— Start of Dataset records —
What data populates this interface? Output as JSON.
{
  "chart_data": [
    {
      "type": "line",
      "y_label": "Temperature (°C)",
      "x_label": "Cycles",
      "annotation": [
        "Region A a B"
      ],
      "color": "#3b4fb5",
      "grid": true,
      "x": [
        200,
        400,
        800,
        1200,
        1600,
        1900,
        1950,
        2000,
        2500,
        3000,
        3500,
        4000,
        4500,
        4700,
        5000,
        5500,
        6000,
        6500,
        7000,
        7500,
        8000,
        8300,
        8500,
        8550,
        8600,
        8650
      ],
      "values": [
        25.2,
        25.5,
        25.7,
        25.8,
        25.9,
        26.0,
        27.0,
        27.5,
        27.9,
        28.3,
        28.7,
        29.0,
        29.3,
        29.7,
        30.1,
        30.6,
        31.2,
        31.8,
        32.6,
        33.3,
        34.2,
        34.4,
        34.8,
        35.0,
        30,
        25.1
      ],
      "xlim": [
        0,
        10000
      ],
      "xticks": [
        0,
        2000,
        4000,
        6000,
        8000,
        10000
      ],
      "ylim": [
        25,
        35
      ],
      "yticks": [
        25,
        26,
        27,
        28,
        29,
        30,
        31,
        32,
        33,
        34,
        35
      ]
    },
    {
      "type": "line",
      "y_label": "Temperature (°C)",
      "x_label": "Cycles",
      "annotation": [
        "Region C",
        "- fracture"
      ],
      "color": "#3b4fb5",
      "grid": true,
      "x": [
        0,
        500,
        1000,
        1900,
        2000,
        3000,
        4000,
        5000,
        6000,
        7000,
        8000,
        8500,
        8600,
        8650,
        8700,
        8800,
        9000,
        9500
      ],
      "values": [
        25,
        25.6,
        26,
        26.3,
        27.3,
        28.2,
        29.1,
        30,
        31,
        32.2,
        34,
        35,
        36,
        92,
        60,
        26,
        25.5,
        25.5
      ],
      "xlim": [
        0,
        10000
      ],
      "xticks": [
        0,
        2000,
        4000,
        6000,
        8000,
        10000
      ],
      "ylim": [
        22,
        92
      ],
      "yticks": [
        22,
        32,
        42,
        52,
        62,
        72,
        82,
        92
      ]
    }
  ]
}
— End of Dataset records —
- Objective:
Print every entry exactly as it appears.

- Output of the task:
What data populates this interface? Output as JSON.
{
  "chart_data": [
    {
      "type": "line",
      "y_label": "Temperature (°C)",
      "x_label": "Cycles",
      "annotation": [
        "Region A a B"
      ],
      "color": "#3b4fb5",
      "grid": true,
      "x": [
        200,
        400,
        800,
        1200,
        1600,
        1900,
        1950,
        2000,
        2500,
        3000,
        3500,
        4000,
        4500,
        4700,
        5000,
        5500,
        6000,
        6500,
        7000,
        7500,
        8000,
        8300,
        8500,
        8550,
        8600,
        8650
      ],
      "values": [
        25.2,
        25.5,
        25.7,
        25.8,
        25.9,
        26.0,
        27.0,
        27.5,
        27.9,
        28.3,
        28.7,
        29.0,
        29.3,
        29.7,
        30.1,
        30.6,
        31.2,
        31.8,
        32.6,
        33.3,
        34.2,
        34.4,
        34.8,
        35.0,
        30,
        25.1
      ],
      "xlim": [
        0,
        10000
      ],
      "xticks": [
        0,
        2000,
        4000,
        6000,
        8000,
        10000
      ],
      "ylim": [
        25,
        35
      ],
      "yticks": [
        25,
        26,
        27,
        28,
        29,
        30,
        31,
        32,
        33,
        34,
        35
      ]
    },
    {
      "type": "line",
      "y_label": "Temperature (°C)",
      "x_label": "Cycles",
      "annotation": [
        "Region C",
        "- fracture"
      ],
      "color": "#3b4fb5",
      "grid": true,
      "x": [
        0,
        500,
        1000,
        1900,
        2000,
        3000,
        4000,
        5000,
        6000,
        7000,
        8000,
        8500,
        8600,
        8650,
        8700,
        8800,
        9000,
        9500
      ],
      "values": [
        25,
        25.6,
        26,
        26.3,
        27.3,
        28.2,
        29.1,
        30,
        31,
        32.2,
        34,
        35,
        36,
        92,
        60,
        26,
        25.5,
        25.5
      ],
      "xlim": [
        0,
        10000
      ],
      "xticks": [
        0,
        2000,
        4000,
        6000,
        8000,
        10000
      ],
      "ylim": [
        22,
        92
      ],
      "yticks": [
        22,
        32,
        42,
        52,
        62,
        72,
        82,
        92
      ]
    }
  ]
}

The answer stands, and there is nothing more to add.